**PROBLEM REQUIREMENTS:**
How many lines of the material below contain the string "this"? Answer with the number and nothing else.

Data entries
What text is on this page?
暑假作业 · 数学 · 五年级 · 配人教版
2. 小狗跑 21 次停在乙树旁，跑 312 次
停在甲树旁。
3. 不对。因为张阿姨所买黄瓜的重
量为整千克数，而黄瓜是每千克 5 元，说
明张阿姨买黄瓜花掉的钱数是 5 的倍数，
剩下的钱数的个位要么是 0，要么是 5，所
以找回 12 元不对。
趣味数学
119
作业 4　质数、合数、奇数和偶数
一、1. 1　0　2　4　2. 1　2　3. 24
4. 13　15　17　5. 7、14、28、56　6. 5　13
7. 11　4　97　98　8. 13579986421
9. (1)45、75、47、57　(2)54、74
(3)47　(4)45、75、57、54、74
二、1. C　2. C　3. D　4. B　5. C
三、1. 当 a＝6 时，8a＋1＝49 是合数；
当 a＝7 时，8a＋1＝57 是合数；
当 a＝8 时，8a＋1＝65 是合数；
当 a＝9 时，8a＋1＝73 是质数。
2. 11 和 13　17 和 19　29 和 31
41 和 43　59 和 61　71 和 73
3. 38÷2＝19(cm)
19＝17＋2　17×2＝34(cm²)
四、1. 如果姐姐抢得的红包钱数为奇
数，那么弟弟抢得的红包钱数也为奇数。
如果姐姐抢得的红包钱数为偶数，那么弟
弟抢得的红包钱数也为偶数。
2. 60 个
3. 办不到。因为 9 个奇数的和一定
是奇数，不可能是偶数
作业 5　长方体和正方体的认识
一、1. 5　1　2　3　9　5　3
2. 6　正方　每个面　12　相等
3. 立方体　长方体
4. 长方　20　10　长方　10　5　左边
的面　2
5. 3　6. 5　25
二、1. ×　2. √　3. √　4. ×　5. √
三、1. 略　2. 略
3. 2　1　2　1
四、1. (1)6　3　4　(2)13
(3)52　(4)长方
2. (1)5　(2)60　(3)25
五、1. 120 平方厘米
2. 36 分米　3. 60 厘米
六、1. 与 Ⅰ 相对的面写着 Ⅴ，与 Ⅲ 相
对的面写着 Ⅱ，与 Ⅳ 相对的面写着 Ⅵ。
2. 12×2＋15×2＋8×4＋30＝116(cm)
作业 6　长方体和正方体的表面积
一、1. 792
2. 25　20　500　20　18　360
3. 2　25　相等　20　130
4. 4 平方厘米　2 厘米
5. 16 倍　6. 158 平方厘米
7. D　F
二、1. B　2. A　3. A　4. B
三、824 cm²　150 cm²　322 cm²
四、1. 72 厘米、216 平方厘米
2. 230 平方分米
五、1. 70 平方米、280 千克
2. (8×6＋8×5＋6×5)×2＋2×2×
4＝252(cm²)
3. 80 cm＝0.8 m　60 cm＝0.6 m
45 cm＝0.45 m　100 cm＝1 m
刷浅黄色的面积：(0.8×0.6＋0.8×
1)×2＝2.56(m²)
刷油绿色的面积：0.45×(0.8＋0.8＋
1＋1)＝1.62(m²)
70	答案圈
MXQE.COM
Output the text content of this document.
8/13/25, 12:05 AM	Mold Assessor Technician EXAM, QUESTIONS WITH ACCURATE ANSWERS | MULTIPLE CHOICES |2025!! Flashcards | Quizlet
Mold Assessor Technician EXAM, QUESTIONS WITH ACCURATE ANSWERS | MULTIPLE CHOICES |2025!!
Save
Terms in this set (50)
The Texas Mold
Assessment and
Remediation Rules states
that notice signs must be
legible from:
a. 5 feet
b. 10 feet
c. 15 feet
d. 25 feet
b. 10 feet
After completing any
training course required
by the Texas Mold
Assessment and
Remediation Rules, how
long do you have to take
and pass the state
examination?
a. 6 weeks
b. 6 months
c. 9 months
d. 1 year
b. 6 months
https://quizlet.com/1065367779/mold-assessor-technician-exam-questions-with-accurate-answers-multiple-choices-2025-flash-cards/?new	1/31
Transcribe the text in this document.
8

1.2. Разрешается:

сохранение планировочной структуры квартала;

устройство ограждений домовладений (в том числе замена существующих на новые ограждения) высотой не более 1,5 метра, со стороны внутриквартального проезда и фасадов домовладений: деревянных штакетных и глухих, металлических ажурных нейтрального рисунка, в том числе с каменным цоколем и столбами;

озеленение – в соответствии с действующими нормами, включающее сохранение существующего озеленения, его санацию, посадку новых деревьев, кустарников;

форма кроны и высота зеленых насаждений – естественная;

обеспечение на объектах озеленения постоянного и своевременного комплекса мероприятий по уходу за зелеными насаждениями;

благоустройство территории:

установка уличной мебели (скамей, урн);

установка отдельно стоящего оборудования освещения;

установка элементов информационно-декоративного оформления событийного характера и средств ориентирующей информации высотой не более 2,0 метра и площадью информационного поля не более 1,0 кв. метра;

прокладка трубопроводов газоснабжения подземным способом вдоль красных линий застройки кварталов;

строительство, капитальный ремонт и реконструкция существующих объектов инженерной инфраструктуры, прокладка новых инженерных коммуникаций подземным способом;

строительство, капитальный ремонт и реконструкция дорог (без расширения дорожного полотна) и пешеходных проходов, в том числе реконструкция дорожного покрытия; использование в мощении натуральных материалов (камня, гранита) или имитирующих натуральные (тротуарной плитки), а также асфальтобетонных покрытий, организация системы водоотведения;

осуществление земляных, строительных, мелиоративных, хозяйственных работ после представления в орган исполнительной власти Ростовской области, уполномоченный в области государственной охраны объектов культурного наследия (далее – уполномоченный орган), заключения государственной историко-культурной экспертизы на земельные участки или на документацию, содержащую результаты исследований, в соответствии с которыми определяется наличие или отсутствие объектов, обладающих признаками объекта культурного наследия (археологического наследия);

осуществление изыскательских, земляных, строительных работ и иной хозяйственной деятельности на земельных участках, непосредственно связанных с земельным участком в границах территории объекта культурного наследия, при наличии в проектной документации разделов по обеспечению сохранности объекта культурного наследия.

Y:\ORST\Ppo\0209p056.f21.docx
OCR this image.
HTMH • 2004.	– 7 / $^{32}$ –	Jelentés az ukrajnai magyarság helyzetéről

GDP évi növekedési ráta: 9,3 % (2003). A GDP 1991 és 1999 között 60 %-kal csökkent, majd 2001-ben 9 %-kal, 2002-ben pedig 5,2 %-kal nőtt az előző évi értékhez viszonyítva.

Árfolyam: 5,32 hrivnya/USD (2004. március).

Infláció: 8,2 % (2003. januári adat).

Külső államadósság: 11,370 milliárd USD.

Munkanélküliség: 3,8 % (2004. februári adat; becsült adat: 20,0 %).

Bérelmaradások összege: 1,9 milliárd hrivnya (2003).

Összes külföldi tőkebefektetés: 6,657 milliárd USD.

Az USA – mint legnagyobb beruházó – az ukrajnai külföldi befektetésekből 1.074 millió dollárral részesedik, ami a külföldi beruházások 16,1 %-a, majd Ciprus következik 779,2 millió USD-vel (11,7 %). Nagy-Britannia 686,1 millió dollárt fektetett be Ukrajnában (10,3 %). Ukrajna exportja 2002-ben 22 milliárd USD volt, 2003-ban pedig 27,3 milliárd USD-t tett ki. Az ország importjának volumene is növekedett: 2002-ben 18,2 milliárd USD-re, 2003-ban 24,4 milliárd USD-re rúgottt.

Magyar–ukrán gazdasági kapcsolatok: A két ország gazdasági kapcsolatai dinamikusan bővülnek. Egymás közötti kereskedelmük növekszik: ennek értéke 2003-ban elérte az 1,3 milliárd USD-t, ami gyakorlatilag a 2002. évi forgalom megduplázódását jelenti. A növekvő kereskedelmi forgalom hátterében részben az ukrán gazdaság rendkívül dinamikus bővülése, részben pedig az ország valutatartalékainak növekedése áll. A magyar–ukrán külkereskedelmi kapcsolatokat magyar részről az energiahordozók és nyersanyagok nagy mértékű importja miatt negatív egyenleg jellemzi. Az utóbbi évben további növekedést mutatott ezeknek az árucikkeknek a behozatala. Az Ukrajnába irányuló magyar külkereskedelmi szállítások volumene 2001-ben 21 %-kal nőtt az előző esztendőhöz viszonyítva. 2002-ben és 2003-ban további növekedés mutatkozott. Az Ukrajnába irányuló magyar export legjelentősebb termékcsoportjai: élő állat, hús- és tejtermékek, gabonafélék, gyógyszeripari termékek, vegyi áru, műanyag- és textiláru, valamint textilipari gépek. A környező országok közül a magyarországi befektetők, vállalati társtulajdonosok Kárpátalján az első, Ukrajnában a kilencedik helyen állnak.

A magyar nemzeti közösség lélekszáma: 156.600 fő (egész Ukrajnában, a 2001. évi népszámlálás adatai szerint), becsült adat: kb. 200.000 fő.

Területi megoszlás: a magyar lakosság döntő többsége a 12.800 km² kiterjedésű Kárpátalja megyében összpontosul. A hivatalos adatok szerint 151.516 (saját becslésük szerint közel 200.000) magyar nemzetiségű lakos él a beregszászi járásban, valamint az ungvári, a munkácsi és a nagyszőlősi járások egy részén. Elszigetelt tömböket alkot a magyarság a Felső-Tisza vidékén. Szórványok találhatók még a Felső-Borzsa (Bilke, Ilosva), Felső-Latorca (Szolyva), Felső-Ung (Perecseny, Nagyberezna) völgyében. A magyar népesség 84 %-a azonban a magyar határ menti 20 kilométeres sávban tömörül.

**TASK ANSWER:**
5